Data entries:

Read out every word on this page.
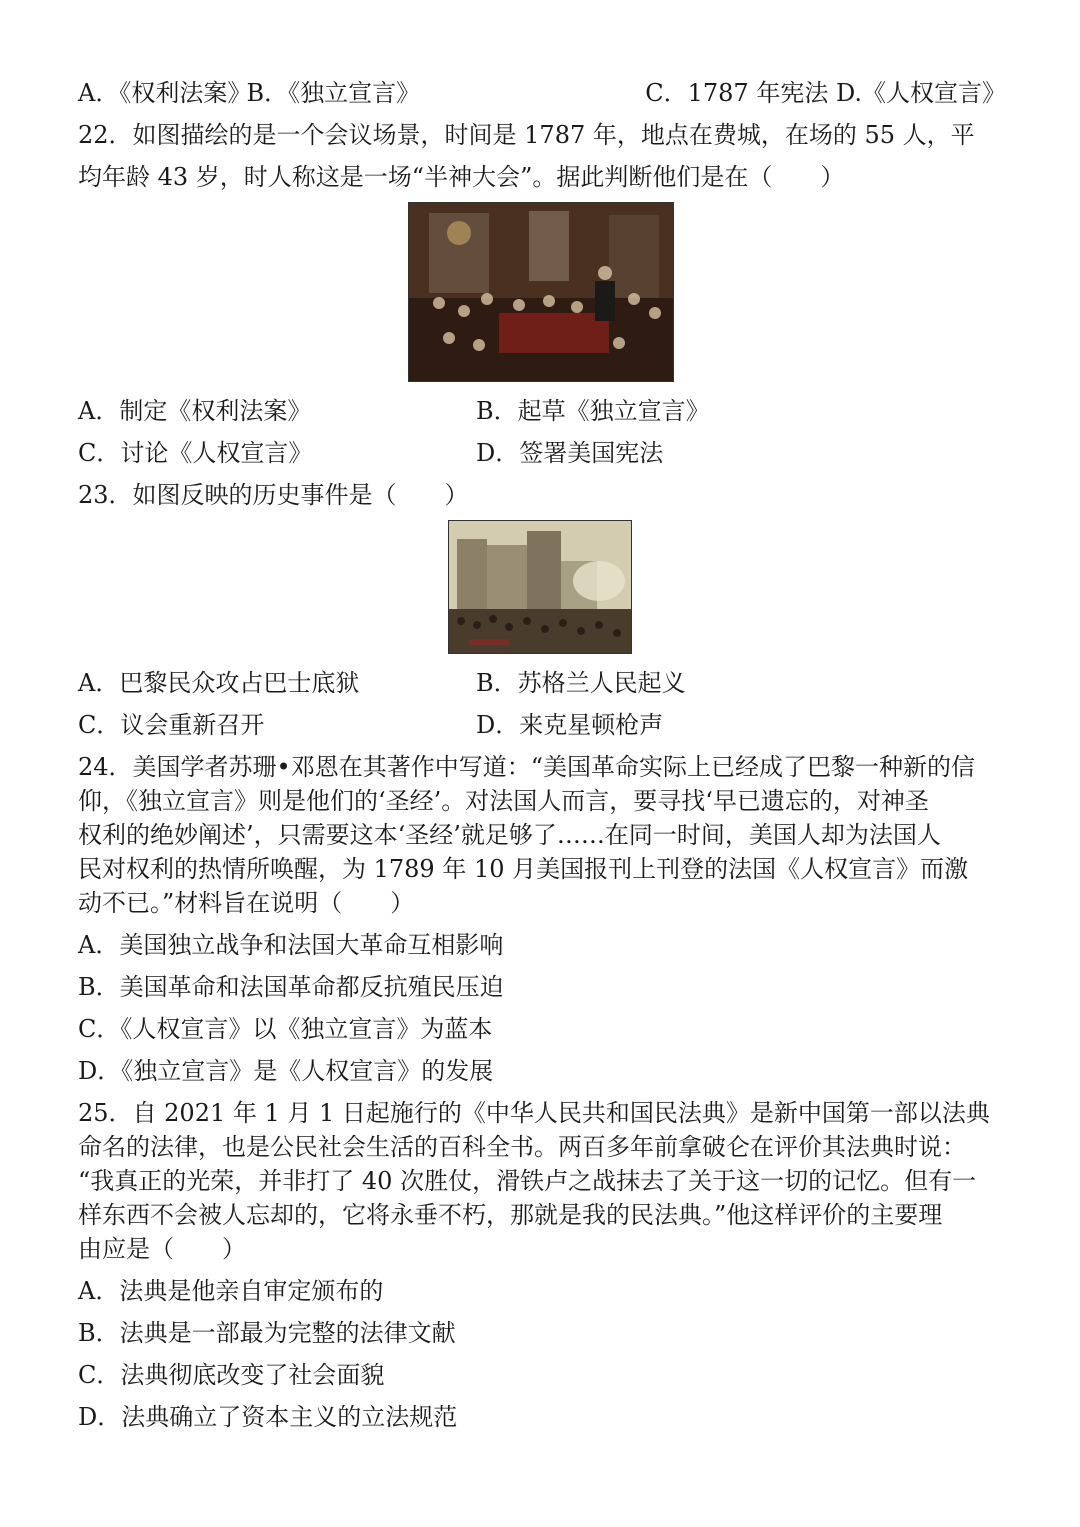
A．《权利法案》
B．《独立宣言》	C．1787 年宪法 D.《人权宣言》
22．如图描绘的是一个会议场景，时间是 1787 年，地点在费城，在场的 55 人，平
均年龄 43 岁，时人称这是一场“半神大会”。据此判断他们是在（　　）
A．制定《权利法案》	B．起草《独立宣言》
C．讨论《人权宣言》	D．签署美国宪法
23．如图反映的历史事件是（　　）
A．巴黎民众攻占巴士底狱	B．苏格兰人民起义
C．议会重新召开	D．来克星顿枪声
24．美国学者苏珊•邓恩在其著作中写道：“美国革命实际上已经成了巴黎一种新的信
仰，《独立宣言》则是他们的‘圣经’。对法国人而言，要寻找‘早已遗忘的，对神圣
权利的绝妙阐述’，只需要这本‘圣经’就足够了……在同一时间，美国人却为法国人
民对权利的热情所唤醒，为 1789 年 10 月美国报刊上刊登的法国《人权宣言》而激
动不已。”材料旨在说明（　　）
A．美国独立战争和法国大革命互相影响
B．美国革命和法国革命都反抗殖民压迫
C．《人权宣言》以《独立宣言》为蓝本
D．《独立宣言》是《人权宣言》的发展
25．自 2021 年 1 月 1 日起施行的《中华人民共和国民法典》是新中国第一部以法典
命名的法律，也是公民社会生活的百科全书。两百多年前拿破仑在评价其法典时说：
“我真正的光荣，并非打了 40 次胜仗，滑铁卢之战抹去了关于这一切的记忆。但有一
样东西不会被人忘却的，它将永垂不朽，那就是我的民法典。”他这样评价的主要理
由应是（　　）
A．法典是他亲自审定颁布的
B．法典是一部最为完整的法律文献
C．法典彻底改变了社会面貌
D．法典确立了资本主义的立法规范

→ JOB: Without the pictures, return the entries exactly as they appear.

→ EXERCISE OUTPUT:
Read out every word on this page.
A．《权利法案》
B．《独立宣言》	C．1787 年宪法 D.《人权宣言》
22．如图描绘的是一个会议场景，时间是 1787 年，地点在费城，在场的 55 人，平
均年龄 43 岁，时人称这是一场“半神大会”。据此判断他们是在（　　）
A．制定《权利法案》	B．起草《独立宣言》
C．讨论《人权宣言》	D．签署美国宪法
23．如图反映的历史事件是（　　）
A．巴黎民众攻占巴士底狱	B．苏格兰人民起义
C．议会重新召开	D．来克星顿枪声
24．美国学者苏珊•邓恩在其著作中写道：“美国革命实际上已经成了巴黎一种新的信
仰，《独立宣言》则是他们的‘圣经’。对法国人而言，要寻找‘早已遗忘的，对神圣
权利的绝妙阐述’，只需要这本‘圣经’就足够了……在同一时间，美国人却为法国人
民对权利的热情所唤醒，为 1789 年 10 月美国报刊上刊登的法国《人权宣言》而激
动不已。”材料旨在说明（　　）
A．美国独立战争和法国大革命互相影响
B．美国革命和法国革命都反抗殖民压迫
C．《人权宣言》以《独立宣言》为蓝本
D．《独立宣言》是《人权宣言》的发展
25．自 2021 年 1 月 1 日起施行的《中华人民共和国民法典》是新中国第一部以法典
命名的法律，也是公民社会生活的百科全书。两百多年前拿破仑在评价其法典时说：
“我真正的光荣，并非打了 40 次胜仗，滑铁卢之战抹去了关于这一切的记忆。但有一
样东西不会被人忘却的，它将永垂不朽，那就是我的民法典。”他这样评价的主要理
由应是（　　）
A．法典是他亲自审定颁布的
B．法典是一部最为完整的法律文献
C．法典彻底改变了社会面貌
D．法典确立了资本主义的立法规范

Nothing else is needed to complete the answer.